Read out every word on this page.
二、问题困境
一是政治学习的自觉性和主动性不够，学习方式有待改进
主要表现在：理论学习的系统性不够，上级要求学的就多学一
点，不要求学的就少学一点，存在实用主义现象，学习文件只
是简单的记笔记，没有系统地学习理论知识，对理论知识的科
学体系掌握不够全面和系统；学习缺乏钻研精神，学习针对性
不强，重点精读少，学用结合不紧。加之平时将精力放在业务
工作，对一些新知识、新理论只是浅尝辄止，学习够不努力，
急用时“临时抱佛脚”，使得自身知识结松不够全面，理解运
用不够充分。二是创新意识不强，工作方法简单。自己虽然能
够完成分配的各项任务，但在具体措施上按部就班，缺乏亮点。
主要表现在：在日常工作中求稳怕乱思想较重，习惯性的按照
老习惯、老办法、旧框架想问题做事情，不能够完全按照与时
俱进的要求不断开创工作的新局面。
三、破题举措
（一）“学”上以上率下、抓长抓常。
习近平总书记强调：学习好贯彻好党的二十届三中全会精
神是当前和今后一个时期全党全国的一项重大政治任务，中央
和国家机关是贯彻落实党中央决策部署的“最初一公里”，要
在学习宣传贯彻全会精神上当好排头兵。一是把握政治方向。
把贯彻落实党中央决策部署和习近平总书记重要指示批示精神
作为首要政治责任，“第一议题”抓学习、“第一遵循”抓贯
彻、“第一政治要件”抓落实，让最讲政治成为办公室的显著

========

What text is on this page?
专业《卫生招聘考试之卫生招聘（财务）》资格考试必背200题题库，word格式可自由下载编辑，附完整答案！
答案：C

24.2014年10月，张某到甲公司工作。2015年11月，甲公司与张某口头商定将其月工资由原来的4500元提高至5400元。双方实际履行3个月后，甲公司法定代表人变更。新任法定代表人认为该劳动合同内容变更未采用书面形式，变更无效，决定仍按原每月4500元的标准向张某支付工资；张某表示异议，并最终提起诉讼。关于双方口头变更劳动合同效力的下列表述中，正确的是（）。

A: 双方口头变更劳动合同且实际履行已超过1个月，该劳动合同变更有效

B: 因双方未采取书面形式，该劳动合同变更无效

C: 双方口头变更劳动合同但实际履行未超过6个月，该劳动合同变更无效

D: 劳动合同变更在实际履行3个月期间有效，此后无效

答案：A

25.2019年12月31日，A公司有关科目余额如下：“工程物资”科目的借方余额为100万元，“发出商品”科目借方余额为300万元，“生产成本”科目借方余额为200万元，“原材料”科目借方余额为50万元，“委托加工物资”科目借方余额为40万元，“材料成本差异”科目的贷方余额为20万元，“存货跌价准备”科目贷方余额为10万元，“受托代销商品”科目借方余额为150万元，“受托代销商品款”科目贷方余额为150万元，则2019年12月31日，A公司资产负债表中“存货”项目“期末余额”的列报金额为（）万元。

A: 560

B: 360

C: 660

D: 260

========

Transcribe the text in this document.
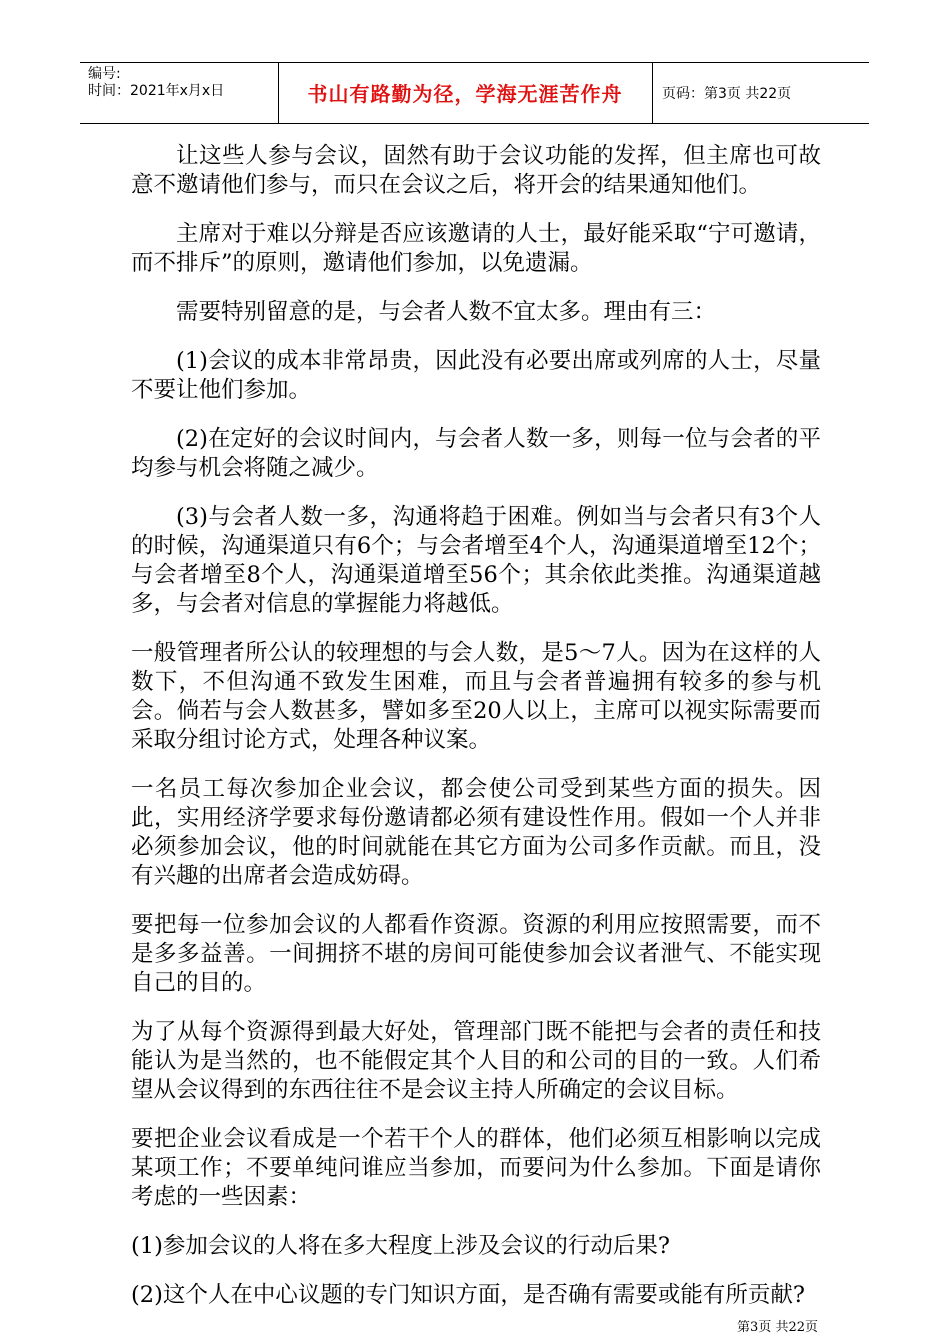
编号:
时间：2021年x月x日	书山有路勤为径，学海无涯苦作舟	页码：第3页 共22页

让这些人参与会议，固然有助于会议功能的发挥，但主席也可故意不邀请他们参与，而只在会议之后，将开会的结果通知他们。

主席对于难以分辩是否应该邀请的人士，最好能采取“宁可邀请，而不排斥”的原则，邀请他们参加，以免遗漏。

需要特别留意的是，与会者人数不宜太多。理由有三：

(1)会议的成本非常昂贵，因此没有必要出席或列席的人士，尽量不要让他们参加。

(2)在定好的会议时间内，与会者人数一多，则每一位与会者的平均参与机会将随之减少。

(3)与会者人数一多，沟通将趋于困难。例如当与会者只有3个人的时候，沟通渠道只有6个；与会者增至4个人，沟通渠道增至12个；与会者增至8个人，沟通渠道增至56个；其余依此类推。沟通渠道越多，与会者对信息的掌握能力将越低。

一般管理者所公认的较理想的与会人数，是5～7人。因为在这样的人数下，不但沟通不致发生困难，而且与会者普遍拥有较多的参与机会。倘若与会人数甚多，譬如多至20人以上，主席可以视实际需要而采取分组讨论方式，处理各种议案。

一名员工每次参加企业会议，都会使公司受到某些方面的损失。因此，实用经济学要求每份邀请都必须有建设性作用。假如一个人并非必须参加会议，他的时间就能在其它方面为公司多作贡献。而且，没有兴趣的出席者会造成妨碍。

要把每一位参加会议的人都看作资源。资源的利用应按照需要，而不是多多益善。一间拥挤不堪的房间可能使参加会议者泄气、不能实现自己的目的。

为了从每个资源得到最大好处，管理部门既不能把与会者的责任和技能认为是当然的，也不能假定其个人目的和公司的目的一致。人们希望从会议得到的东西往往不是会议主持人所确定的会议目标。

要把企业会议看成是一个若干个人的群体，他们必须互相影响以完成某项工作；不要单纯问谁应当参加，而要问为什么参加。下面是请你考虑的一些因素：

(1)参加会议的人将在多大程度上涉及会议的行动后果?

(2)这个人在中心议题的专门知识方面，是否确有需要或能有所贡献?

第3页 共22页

========

» The exercise
Collect each line of the entries that has the word "主要表现在", copying it in full.

» Answer to this problem
主要表现在：理论学习的系统性不够，上级要求学的就多学一
主要表现在：在日常工作中求稳怕乱思想较重，习惯性的按照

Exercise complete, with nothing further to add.